* _PROVIDED DATA_
....

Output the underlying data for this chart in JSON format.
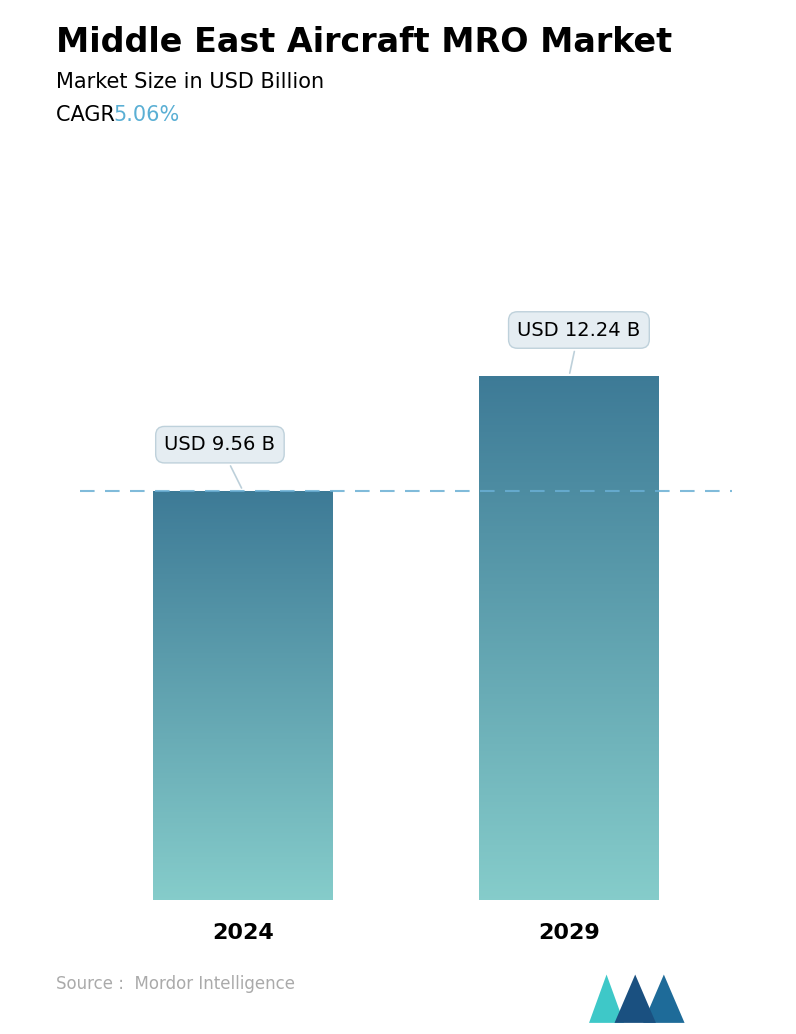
{
  "title": "Middle East Aircraft MRO Market",
  "subtitle": "Market Size in USD Billion",
  "cagr_label": "CAGR ",
  "cagr_value": "5.06%",
  "cagr_color": "#5AAFD4",
  "categories": [
    "2024",
    "2029"
  ],
  "values": [
    9.56,
    12.24
  ],
  "bar_labels": [
    "USD 9.56 B",
    "USD 12.24 B"
  ],
  "bar_color_top": "#3D7A96",
  "bar_color_bottom": "#85CCCA",
  "dashed_line_color": "#6AAFD4",
  "source_text": "Source :  Mordor Intelligence",
  "source_color": "#AAAAAA",
  "background_color": "#FFFFFF",
  "title_fontsize": 24,
  "subtitle_fontsize": 15,
  "cagr_fontsize": 15,
  "bar_label_fontsize": 14,
  "xlabel_fontsize": 16,
  "source_fontsize": 12,
  "ylim_max": 14.5,
  "bar_width": 0.55
}
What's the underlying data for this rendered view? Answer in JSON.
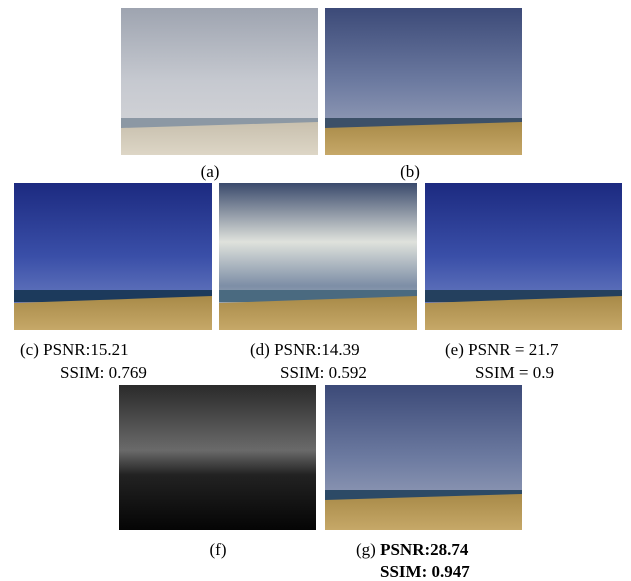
{
  "panels": [
    {
      "id": "(a)"
    },
    {
      "id": "(b)"
    },
    {
      "id": "(c)",
      "line1": "PSNR:15.21",
      "line2": "SSIM: 0.769"
    },
    {
      "id": "(d)",
      "line1": "PSNR:14.39",
      "line2": "SSIM: 0.592"
    },
    {
      "id": "(e)",
      "line1": "PSNR = 21.7",
      "line2": "SSIM = 0.9"
    },
    {
      "id": "(f)"
    },
    {
      "id": "(g)",
      "line1": "PSNR:28.74",
      "line2": "SSIM: 0.947"
    }
  ]
}
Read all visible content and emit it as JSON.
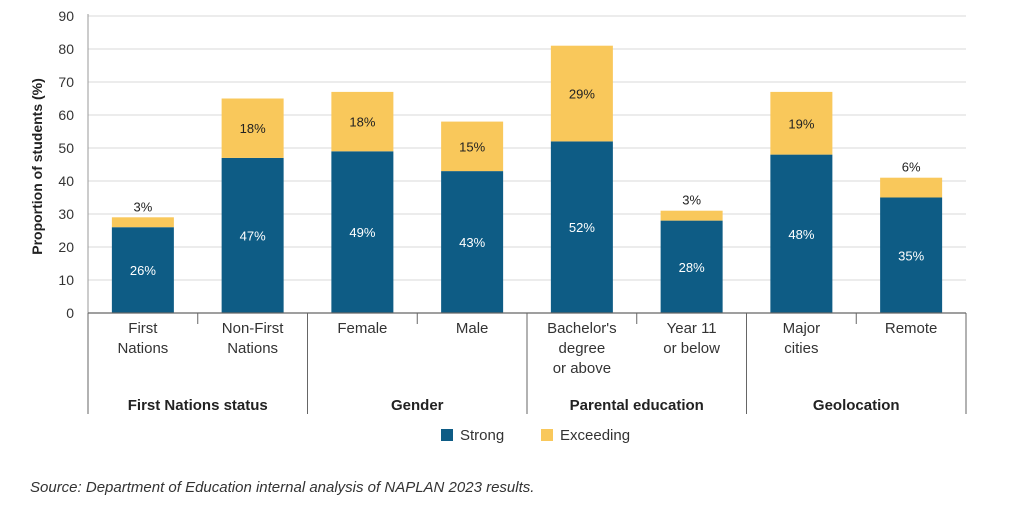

....

* _EXERCISE DIRECTIONS_
Pick out all lines from the data above in which the word "PSNR" appears.

* _PROBLEM SOLUTION_
      "line1": "PSNR:15.21",
      "line1": "PSNR:14.39",
      "line1": "PSNR = 21.7",
      "line1": "PSNR:28.74",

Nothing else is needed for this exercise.